**Goal:** Check every line of the data below for the string "highlight", and copy the ones that hold it.

**Given records:**

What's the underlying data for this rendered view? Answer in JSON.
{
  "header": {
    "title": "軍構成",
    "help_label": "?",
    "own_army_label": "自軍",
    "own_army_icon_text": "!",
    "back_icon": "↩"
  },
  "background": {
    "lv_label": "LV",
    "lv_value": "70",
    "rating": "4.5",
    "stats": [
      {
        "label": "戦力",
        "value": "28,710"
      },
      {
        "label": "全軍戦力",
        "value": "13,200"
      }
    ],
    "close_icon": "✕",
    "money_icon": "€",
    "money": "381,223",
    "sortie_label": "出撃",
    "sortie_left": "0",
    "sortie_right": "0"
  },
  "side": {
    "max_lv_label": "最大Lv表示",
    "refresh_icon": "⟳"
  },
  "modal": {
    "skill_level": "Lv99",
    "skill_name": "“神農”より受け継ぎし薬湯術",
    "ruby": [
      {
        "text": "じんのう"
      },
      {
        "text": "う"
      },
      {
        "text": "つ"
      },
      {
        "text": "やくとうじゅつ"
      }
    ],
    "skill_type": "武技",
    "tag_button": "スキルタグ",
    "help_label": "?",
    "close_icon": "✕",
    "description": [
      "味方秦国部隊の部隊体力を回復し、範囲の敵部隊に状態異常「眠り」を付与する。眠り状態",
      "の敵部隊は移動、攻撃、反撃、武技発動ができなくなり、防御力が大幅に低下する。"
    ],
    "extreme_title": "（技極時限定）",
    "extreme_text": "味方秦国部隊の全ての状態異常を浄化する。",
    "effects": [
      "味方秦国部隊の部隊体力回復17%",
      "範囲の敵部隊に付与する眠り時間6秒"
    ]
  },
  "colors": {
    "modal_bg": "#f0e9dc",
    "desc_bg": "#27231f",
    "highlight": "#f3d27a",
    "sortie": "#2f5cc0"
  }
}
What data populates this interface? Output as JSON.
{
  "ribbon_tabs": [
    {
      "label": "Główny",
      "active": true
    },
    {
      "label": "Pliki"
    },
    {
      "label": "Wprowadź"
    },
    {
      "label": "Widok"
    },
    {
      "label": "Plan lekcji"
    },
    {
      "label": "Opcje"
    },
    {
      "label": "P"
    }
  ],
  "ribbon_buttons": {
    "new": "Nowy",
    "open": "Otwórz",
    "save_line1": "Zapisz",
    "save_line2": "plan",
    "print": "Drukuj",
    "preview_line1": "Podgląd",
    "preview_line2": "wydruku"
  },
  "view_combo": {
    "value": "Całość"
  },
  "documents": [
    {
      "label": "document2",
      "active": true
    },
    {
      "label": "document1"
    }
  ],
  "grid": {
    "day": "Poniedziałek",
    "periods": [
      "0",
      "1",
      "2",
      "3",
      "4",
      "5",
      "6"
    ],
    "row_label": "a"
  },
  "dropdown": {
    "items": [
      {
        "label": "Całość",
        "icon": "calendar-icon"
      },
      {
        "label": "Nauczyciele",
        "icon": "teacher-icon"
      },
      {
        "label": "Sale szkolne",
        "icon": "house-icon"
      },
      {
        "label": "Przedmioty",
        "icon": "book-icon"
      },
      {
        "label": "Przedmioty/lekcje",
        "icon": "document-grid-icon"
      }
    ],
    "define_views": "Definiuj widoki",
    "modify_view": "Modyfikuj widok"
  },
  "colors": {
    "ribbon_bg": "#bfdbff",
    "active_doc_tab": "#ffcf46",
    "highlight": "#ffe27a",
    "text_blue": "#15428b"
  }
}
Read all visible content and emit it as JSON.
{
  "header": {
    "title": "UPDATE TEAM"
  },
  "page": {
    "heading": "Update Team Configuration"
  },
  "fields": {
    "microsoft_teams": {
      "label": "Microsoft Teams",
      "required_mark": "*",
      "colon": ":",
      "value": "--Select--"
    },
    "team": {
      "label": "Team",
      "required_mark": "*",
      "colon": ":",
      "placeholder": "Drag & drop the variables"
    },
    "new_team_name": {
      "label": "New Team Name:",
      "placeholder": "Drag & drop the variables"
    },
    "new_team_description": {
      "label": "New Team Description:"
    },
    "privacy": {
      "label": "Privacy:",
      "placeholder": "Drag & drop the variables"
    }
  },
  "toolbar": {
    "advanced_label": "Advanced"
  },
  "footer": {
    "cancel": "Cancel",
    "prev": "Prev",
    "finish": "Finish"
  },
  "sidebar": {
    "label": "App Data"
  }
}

**Exercise answer:**
    "highlight": "#f3d27a",
    "highlight": "#ffe27a",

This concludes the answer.